§ AIM OF THE TASK: Rewrite the stretch of the blog post below from "Part of the" through "this polished perspective!", changing "highlights" to "best moments".

Have a wonderful day friends, and here's a comic and rhyme to end the post on a silly note. 

The Comic


Photo Credit to imgflip.com 

Still funny, even if you have to fill in the blank yourself!

The Rhyme

When God passed out brains,
I thought he said trains, 
and I missed mine.

When God passed out looks,
I thought he said books
And didn't want any.

When God passed out ears,
I thought he said beers
And asked for two long ones.


When God passed out legs,
I thought he said kegs
And asked for two fat ones.

When God passed out noses,
I thought he said roses
And asked for a big red one.

When God passed out heads,
I thought He said beds
And asked for a big soft one.

When God passed out hips,
I thought he said lips
And asked for two large round ones.

God am I a mess. 

~ Credit to The 1997 Chicago Tribune, Ann Landers, and Virginia in Youngstown who sent it in. Click here for the full response.

Thanks for reading this far. If you're curious about the comment thread that inspired this post, click here to read it on Facebook.

May you be blessed with vision and volition, and the inspiration to take even a tiny little step, because in hindsight, the tiny steps are actually the biggest. And in all things, remember to #LoveLouder, because love is the most powerful force of all.

XoXo,

Mama Gali 

Wednesday, July 14, 2021

Guilt, Shame, and Stigma

 Its okay to not be okay, publicly.


 Part of the pain of social media is that people tend to post their highlights - book launches, posed smiles, commitment to goals, etc. Of course we come out negative and not-enough when we compare ourselves to this polished perspective!


Today I challenge you to post a behind-the-scenes. Share a photo of your bedhead crazy hair, a story of when you gorged on snacks to fill an emotional void, an incident of anxiety or aggression.

Here's a peek at my behind-the-scenes 


For me as a poet, its not all rainbows and rhymes, and some of my most powerful works are dark and raw and resonate with the deepest darkest parts of us. 


Sure, the hurt tends to fade with the light of each new day, and I'm not fishing for pity, but...

§ SOURCE MATERIAL:

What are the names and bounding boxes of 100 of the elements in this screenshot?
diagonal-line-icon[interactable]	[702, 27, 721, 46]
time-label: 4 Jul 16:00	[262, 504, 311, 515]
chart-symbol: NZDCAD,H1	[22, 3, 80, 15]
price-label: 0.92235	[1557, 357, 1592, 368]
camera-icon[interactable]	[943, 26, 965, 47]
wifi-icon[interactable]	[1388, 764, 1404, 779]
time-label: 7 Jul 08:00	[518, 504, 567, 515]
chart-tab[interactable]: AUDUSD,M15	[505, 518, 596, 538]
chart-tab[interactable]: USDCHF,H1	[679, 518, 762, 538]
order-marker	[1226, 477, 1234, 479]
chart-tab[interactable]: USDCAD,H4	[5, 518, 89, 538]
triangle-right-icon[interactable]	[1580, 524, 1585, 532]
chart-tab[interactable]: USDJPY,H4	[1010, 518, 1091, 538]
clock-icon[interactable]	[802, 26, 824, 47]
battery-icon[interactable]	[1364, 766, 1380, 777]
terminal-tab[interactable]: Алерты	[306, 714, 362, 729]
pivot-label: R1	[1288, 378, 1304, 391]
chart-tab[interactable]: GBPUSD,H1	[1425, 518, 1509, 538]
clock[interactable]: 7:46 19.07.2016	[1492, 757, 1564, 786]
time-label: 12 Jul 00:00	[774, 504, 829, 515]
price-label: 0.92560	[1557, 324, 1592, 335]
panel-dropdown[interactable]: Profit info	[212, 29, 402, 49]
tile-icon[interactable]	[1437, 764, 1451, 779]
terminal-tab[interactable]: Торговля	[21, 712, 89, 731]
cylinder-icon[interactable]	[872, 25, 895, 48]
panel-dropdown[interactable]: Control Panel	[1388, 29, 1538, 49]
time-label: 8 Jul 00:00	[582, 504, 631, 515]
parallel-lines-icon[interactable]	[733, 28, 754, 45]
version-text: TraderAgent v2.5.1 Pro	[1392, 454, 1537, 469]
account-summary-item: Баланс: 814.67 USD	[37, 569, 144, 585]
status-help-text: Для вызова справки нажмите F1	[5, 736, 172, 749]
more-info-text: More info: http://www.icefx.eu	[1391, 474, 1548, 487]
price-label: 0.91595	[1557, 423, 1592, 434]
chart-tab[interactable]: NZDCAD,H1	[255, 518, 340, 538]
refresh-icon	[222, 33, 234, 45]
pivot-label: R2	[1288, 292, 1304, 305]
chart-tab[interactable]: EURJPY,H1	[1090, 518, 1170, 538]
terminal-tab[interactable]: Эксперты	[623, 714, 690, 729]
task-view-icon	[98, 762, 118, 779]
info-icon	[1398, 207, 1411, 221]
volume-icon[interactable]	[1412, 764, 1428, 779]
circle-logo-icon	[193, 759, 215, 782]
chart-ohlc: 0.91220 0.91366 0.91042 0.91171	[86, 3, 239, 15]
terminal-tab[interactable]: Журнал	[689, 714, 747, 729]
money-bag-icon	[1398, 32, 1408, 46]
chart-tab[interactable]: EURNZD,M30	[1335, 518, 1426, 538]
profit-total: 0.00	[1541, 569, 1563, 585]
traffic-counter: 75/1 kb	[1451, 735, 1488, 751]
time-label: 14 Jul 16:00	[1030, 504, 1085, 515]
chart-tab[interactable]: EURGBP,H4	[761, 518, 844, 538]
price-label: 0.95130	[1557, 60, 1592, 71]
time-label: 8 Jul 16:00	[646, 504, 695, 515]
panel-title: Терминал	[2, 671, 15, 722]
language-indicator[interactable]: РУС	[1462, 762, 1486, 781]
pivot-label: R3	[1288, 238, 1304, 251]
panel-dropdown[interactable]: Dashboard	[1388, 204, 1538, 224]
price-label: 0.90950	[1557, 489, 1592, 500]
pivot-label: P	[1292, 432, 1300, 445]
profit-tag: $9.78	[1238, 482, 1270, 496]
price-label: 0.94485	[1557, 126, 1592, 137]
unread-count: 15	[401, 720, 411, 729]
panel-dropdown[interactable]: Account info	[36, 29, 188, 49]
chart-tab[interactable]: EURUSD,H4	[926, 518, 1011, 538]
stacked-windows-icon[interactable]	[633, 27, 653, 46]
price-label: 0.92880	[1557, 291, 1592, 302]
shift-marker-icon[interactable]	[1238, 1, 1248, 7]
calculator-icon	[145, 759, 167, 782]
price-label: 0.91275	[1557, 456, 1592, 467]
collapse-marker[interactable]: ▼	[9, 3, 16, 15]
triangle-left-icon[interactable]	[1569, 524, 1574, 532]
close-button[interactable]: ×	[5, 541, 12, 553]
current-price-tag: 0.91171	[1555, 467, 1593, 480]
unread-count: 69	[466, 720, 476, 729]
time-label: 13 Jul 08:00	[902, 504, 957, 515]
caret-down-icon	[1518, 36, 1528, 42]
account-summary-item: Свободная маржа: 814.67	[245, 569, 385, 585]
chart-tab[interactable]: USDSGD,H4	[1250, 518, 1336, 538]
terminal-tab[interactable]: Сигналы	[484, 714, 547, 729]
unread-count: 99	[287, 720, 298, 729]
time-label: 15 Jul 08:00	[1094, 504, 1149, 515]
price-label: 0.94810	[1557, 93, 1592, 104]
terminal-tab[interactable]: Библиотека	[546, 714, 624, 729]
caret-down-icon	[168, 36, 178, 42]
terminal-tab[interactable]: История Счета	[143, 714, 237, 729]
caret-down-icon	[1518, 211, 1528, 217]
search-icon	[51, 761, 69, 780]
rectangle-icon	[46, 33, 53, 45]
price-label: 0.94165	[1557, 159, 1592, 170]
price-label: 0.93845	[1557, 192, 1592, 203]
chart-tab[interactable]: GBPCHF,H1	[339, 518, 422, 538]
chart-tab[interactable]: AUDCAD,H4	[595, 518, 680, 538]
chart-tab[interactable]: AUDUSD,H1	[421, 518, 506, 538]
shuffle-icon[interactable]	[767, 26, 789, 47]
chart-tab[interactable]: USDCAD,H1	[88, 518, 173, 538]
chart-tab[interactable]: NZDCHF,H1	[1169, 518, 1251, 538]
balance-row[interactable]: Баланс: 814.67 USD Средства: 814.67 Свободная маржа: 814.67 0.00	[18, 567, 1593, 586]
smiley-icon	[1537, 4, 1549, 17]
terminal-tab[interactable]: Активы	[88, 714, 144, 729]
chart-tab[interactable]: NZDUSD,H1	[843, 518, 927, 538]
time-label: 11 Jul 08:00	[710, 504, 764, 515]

§ EXERCISE SOLUTION:
Part of the pain of social media is that people tend to post their best moments - book launches, posed smiles, commitment to goals, etc. Of course we come out negative and not-enough when we compare ourselves to this polished perspective!